*Task instructions:* The data below needs to be returned exactly, line for line.

•••

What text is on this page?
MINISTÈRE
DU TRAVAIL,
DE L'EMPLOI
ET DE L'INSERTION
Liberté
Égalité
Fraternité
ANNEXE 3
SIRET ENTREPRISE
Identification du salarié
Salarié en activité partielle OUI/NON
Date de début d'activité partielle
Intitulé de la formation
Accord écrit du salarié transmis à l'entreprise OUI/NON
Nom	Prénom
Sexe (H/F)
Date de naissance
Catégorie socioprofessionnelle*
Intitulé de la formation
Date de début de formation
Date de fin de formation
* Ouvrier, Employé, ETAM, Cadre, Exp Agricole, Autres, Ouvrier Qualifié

•••

*Written solution:*
What text is on this page?
MINISTÈRE
DU TRAVAIL,
DE L'EMPLOI
ET DE L'INSERTION
Liberté
Égalité
Fraternité
ANNEXE 3
SIRET ENTREPRISE
Identification du salarié
Salarié en activité partielle OUI/NON
Date de début d'activité partielle
Intitulé de la formation
Accord écrit du salarié transmis à l'entreprise OUI/NON
Nom	Prénom
Sexe (H/F)
Date de naissance
Catégorie socioprofessionnelle*
Intitulé de la formation
Date de début de formation
Date de fin de formation
* Ouvrier, Employé, ETAM, Cadre, Exp Agricole, Autres, Ouvrier Qualifié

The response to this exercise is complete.